Data section:
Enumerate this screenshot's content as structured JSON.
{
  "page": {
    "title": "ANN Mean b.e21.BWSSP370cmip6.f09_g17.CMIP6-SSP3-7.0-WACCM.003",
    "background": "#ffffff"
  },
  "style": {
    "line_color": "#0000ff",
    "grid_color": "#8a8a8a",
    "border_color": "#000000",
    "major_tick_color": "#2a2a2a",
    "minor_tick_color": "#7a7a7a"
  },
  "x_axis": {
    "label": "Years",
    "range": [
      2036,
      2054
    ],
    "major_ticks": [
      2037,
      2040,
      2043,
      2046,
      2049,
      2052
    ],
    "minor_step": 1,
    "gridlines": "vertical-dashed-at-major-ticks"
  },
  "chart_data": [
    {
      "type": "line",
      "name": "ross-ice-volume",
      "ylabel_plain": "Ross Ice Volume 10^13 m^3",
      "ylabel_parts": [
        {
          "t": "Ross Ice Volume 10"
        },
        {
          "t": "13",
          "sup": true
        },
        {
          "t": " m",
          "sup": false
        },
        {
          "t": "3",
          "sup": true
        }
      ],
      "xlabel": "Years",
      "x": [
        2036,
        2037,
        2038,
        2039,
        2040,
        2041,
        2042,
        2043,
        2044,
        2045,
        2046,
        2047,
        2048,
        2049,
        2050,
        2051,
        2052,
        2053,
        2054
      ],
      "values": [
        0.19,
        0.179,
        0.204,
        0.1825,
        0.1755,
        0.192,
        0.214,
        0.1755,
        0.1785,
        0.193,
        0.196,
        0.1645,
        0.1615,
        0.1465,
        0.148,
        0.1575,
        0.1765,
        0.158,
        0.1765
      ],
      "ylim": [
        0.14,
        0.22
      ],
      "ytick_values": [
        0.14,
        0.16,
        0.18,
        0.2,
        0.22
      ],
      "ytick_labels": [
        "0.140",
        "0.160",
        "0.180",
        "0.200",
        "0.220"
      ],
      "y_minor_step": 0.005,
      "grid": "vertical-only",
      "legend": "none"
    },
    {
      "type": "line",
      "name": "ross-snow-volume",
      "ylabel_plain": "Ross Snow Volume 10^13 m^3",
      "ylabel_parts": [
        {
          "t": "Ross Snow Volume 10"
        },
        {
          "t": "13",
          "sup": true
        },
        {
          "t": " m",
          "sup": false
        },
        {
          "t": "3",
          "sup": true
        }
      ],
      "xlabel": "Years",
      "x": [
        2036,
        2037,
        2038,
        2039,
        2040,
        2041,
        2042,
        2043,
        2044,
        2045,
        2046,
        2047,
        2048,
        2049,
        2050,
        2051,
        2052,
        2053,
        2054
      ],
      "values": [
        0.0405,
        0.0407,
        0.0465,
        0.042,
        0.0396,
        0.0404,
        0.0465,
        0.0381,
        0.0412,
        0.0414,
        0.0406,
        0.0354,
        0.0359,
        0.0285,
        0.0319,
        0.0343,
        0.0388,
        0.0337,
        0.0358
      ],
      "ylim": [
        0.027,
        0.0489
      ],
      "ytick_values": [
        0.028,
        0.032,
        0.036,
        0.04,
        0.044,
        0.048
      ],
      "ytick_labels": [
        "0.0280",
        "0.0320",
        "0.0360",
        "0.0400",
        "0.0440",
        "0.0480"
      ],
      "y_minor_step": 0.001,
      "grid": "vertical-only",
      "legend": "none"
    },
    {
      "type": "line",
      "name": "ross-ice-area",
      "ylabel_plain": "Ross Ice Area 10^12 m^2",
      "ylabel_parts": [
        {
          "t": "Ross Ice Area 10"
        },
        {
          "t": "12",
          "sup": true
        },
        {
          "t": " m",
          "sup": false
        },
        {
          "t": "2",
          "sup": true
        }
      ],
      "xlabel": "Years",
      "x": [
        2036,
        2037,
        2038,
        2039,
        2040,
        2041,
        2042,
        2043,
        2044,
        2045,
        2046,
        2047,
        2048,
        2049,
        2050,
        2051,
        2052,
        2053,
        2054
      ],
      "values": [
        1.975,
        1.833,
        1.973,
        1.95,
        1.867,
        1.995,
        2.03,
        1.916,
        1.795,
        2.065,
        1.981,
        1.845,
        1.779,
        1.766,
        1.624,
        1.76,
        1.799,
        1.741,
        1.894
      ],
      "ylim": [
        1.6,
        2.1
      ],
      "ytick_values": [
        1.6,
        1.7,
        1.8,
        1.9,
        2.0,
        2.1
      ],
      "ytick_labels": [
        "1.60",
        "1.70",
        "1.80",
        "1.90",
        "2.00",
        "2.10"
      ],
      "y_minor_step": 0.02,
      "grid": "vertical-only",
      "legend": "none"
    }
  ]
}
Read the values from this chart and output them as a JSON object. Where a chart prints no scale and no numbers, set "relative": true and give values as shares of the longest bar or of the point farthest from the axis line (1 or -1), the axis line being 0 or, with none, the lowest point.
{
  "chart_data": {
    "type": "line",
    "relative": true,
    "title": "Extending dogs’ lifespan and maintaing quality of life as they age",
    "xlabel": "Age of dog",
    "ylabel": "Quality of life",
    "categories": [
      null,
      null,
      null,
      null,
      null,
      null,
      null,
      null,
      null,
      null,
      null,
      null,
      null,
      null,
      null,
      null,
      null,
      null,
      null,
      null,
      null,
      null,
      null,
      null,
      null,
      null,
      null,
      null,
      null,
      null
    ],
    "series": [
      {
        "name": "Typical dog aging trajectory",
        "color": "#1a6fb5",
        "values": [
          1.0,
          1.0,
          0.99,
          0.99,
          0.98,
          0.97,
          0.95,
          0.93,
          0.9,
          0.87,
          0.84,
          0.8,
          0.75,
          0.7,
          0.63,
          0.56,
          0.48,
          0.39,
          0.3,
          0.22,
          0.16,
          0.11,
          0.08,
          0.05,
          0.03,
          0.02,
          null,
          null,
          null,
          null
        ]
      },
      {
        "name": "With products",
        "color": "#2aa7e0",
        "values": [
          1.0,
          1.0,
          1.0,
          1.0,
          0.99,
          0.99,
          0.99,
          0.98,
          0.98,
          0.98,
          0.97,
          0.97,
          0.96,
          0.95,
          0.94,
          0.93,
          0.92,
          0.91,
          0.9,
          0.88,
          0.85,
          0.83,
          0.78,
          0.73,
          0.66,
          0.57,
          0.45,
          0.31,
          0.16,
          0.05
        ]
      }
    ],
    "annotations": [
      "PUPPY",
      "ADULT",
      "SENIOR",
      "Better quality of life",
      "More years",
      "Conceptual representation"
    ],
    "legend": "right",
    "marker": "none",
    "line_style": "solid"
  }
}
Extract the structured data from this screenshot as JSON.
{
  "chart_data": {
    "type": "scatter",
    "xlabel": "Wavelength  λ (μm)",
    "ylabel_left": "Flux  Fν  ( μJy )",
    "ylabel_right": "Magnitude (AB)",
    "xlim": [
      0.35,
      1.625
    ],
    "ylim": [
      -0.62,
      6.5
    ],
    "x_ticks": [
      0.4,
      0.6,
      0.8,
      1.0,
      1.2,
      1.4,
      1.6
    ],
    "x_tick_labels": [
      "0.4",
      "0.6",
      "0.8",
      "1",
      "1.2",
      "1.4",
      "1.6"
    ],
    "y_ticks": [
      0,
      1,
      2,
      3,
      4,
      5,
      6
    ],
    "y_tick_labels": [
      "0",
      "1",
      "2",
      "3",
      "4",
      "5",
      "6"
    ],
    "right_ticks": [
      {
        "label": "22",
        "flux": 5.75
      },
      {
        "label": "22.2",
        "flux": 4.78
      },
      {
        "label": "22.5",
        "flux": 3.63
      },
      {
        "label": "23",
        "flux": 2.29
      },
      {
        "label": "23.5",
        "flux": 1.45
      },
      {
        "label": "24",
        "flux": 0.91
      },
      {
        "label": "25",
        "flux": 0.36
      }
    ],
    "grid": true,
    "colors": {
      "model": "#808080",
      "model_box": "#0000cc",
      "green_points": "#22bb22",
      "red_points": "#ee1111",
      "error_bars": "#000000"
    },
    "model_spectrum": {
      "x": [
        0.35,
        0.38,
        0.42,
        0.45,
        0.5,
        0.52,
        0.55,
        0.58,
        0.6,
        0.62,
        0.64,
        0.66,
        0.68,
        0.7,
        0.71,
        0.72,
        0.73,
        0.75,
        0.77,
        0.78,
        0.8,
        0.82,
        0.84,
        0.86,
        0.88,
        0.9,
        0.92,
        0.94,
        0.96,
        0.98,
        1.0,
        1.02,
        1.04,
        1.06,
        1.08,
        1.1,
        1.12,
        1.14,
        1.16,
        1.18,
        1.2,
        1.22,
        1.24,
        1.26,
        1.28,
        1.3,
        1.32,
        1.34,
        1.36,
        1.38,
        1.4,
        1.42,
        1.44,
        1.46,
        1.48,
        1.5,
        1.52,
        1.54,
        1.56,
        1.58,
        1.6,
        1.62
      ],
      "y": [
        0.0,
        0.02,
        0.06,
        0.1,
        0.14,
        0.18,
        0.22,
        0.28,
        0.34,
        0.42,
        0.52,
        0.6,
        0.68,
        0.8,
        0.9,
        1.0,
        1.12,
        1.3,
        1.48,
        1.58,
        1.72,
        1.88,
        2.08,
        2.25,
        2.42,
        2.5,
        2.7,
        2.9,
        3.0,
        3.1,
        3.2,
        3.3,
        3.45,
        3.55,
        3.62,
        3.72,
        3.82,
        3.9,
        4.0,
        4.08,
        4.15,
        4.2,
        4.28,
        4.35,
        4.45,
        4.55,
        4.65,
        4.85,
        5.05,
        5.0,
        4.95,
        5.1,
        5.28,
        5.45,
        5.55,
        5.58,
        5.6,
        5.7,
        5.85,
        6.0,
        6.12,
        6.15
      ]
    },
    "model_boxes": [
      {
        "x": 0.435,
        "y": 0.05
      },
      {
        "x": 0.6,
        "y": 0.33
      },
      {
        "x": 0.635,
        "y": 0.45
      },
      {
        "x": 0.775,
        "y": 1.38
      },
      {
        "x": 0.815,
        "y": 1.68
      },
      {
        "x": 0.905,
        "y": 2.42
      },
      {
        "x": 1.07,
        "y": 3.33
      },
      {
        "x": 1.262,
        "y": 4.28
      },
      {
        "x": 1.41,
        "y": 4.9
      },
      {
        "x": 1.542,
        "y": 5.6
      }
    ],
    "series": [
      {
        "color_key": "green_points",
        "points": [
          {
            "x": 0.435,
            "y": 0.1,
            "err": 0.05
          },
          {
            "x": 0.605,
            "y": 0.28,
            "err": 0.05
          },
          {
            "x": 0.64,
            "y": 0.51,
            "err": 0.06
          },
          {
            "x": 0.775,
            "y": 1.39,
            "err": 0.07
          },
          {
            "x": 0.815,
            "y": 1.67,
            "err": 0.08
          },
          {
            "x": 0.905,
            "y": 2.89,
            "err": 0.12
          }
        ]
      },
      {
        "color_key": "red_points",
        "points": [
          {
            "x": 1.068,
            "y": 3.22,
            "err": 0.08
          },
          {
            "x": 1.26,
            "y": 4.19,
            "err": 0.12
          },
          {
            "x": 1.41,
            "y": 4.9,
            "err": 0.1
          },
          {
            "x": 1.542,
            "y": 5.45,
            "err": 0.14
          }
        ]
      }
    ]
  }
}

Task instructions:
Look through the material above and work out how many of its lines contain "screenshot". State the number only.

Reply to the exercise:
2